(Collection entries)
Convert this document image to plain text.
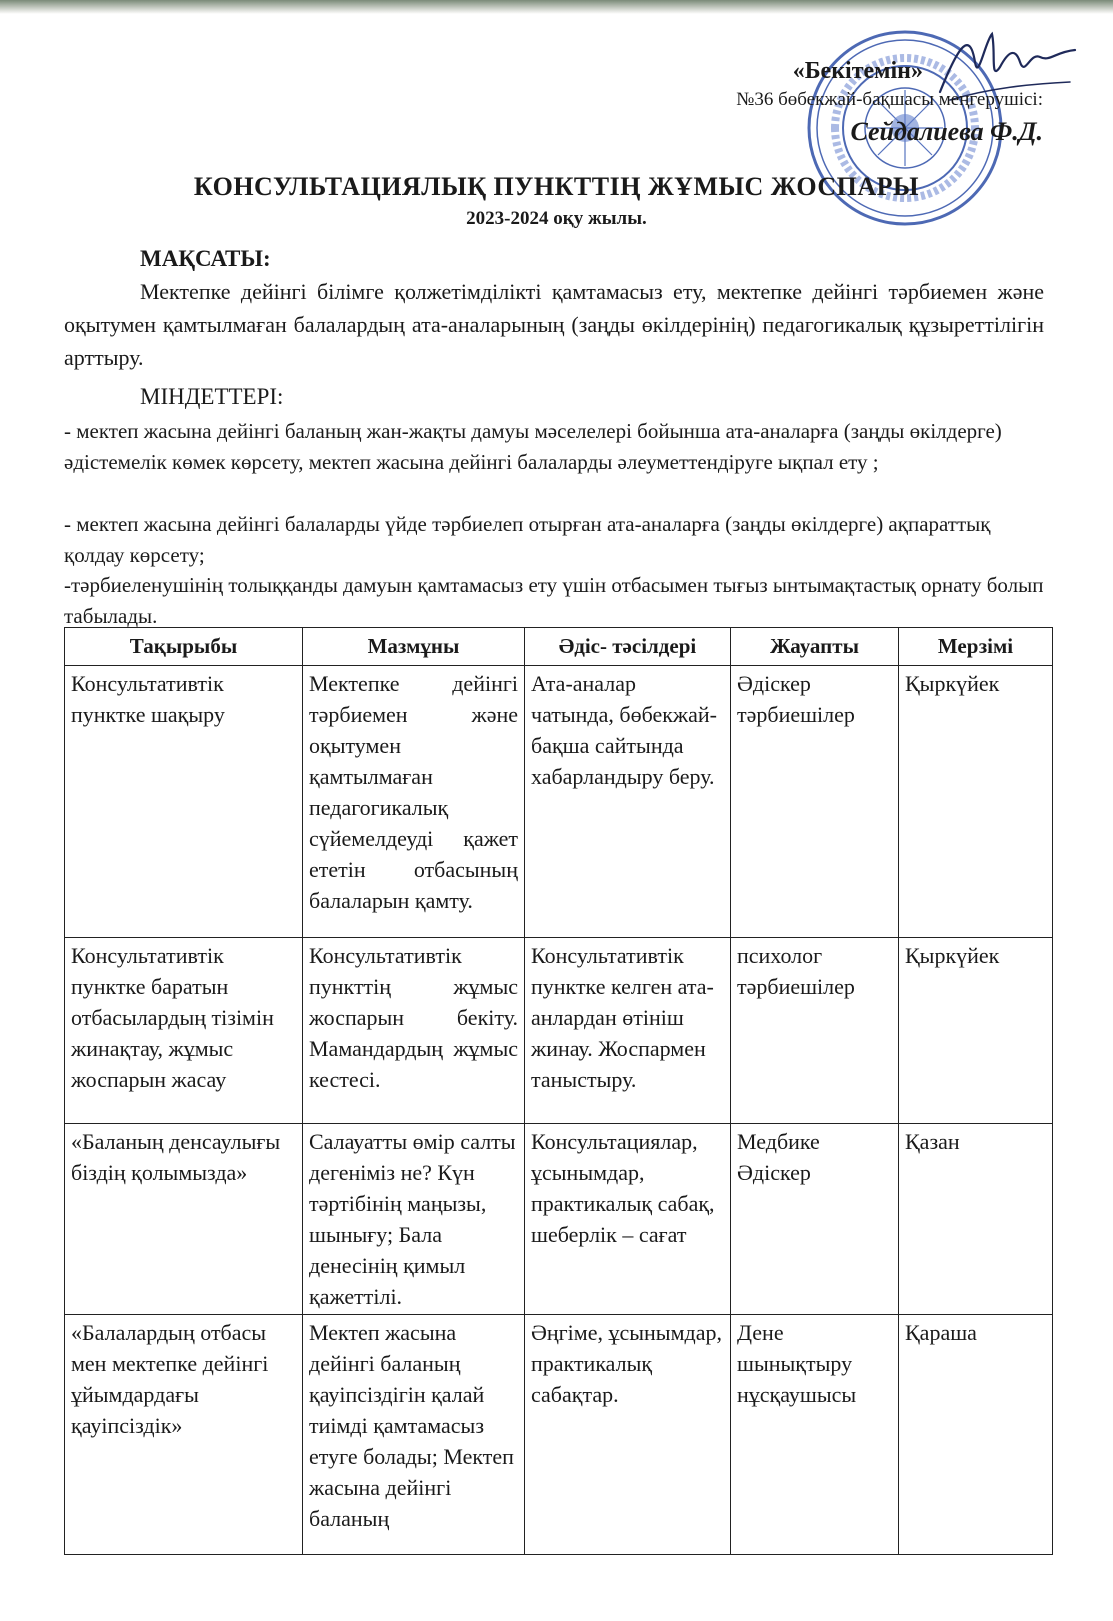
«Бекітемін»
№36 бөбекжай-бақшасы меңгерушісі:
Сейдалиева Ф.Д.
КОНСУЛЬТАЦИЯЛЫҚ ПУНКТТІҢ ЖҰМЫС ЖОСПАРЫ
2023-2024 оқу жылы.
МАҚСАТЫ:
Мектепке дейінгі білімге қолжетімділікті қамтамасыз ету, мектепке дейінгі тәрбиемен және оқытумен қамтылмаған балалардың ата-аналарының (заңды өкілдерінің) педагогикалық құзыреттілігін арттыру.
МІНДЕТТЕРІ:
- мектеп жасына дейінгі баланың жан-жақты дамуы мәселелері бойынша ата-аналарға (заңды өкілдерге) әдістемелік көмек көрсету, мектеп жасына дейінгі балаларды әлеуметтендіруге ықпал ету ;
- мектеп жасына дейінгі балаларды үйде тәрбиелеп отырған ата-аналарға (заңды өкілдерге) ақпараттық қолдау көрсету;
-тәрбиеленушінің толыққанды дамуын қамтамасыз ету үшін отбасымен тығыз ынтымақтастық орнату болып табылады.
Тақырыбы	Мазмұны	Әдіс- тәсілдері	Жауапты	Мерзімі
Консультативтік пунктке шақыру	Мектепке дейінгі тәрбиемен және оқытумен қамтылмаған педагогикалық сүйемелдеуді қажет ететін отбасының балаларын қамту.	Ата-аналар чатында, бөбекжай-бақша сайтында хабарландыру беру.	Әдіскер тәрбиешілер	Қыркүйек
Консультативтік пунктке баратын отбасылардың тізімін жинақтау, жұмыс жоспарын жасау	Консультативтік пункттің жұмыс жоспарын бекіту. Мамандардың жұмыс кестесі.	Консультативтік пунктке келген ата-анлардан өтініш жинау. Жоспармен таныстыру.	психолог тәрбиешілер	Қыркүйек
«Баланың денсаулығы біздің қолымызда»	Салауатты өмір салты дегеніміз не? Күн тәртібінің маңызы, шынығу; Бала денесінің қимыл қажеттілі.	Консультациялар, ұсынымдар, практикалық сабақ, шеберлік – сағат	Медбике Әдіскер	Қазан
«Балалардың отбасы мен мектепке дейінгі ұйымдардағы қауіпсіздік»	Мектеп жасына дейінгі баланың қауіпсіздігін қалай тиімді қамтамасыз етуге болады; Мектеп жасына дейінгі баланың	Әңгіме, ұсынымдар, практикалық сабақтар.	Дене шынықтыру нұсқаушысы	Қараша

**Task**
Please write out all the data again word for word, but not the pictures.

**Final answer**
Convert this document image to plain text.
«Бекітемін»
№36 бөбекжай-бақшасы меңгерушісі:
Сейдалиева Ф.Д.
КОНСУЛЬТАЦИЯЛЫҚ ПУНКТТІҢ ЖҰМЫС ЖОСПАРЫ
2023-2024 оқу жылы.
МАҚСАТЫ:
Мектепке дейінгі білімге қолжетімділікті қамтамасыз ету, мектепке дейінгі тәрбиемен және оқытумен қамтылмаған балалардың ата-аналарының (заңды өкілдерінің) педагогикалық құзыреттілігін арттыру.
МІНДЕТТЕРІ:
- мектеп жасына дейінгі баланың жан-жақты дамуы мәселелері бойынша ата-аналарға (заңды өкілдерге) әдістемелік көмек көрсету, мектеп жасына дейінгі балаларды әлеуметтендіруге ықпал ету ;
- мектеп жасына дейінгі балаларды үйде тәрбиелеп отырған ата-аналарға (заңды өкілдерге) ақпараттық қолдау көрсету;
-тәрбиеленушінің толыққанды дамуын қамтамасыз ету үшін отбасымен тығыз ынтымақтастық орнату болып табылады.
Тақырыбы	Мазмұны	Әдіс- тәсілдері	Жауапты	Мерзімі
Консультативтік пунктке шақыру	Мектепке дейінгі тәрбиемен және оқытумен қамтылмаған педагогикалық сүйемелдеуді қажет ететін отбасының балаларын қамту.	Ата-аналар чатында, бөбекжай-бақша сайтында хабарландыру беру.	Әдіскер тәрбиешілер	Қыркүйек
Консультативтік пунктке баратын отбасылардың тізімін жинақтау, жұмыс жоспарын жасау	Консультативтік пункттің жұмыс жоспарын бекіту. Мамандардың жұмыс кестесі.	Консультативтік пунктке келген ата-анлардан өтініш жинау. Жоспармен таныстыру.	психолог тәрбиешілер	Қыркүйек
«Баланың денсаулығы біздің қолымызда»	Салауатты өмір салты дегеніміз не? Күн тәртібінің маңызы, шынығу; Бала денесінің қимыл қажеттілі.	Консультациялар, ұсынымдар, практикалық сабақ, шеберлік – сағат	Медбике Әдіскер	Қазан
«Балалардың отбасы мен мектепке дейінгі ұйымдардағы қауіпсіздік»	Мектеп жасына дейінгі баланың қауіпсіздігін қалай тиімді қамтамасыз етуге болады; Мектеп жасына дейінгі баланың	Әңгіме, ұсынымдар, практикалық сабақтар.	Дене шынықтыру нұсқаушысы	Қараша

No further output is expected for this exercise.